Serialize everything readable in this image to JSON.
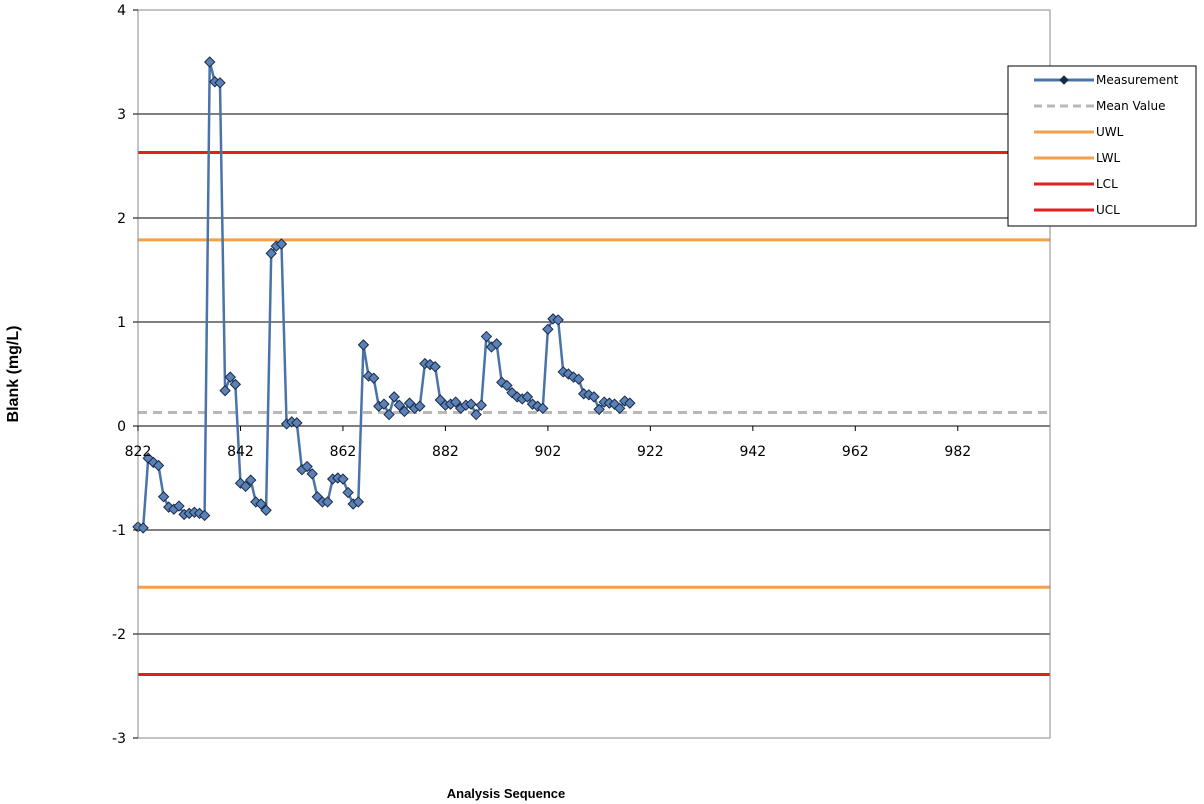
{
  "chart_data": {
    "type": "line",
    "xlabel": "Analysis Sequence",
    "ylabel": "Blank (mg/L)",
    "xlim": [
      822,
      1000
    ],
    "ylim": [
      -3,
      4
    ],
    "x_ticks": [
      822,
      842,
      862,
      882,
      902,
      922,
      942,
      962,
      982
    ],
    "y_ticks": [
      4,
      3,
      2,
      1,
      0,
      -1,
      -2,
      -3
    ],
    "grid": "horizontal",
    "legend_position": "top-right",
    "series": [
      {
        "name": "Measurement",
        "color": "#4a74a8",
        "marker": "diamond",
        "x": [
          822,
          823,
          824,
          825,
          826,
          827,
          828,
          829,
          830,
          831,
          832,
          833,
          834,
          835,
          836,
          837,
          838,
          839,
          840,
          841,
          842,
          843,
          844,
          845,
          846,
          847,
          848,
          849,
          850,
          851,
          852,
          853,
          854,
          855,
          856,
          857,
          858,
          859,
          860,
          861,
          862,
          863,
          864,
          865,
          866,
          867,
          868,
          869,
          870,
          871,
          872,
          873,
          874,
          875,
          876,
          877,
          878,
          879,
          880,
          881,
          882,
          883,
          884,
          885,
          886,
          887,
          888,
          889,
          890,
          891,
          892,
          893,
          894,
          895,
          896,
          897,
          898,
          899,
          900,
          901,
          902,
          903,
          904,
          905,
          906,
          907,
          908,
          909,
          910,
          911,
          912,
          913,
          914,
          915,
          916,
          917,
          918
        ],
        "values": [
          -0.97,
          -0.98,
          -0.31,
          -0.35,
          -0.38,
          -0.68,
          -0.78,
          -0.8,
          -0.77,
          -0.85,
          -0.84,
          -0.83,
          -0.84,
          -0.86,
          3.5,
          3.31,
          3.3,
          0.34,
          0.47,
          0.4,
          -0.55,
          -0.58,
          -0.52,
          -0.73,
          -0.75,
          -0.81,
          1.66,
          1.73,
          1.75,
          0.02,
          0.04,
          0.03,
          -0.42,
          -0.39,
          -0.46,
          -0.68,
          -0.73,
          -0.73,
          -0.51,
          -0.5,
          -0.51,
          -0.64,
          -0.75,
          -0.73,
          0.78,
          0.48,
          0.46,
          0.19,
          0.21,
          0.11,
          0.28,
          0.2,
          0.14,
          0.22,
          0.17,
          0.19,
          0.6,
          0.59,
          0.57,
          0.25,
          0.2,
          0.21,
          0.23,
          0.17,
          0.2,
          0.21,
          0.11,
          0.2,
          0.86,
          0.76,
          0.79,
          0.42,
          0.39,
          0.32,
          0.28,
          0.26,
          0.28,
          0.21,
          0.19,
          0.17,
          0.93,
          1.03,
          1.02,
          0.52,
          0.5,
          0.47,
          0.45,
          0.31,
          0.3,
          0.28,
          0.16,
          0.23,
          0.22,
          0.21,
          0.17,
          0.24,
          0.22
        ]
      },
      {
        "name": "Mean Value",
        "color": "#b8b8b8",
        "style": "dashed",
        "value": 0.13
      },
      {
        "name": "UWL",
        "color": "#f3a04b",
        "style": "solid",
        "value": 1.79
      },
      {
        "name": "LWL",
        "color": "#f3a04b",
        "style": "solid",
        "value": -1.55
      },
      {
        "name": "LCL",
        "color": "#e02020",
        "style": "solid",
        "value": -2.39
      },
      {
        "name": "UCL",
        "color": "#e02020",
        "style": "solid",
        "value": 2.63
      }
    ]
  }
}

--

* Exercise
Pull out each line containing the word "name" and copy it.

* Full output
        "name": "Measurement",
        "name": "Mean Value",
        "name": "UWL",
        "name": "LWL",
        "name": "LCL",
        "name": "UCL",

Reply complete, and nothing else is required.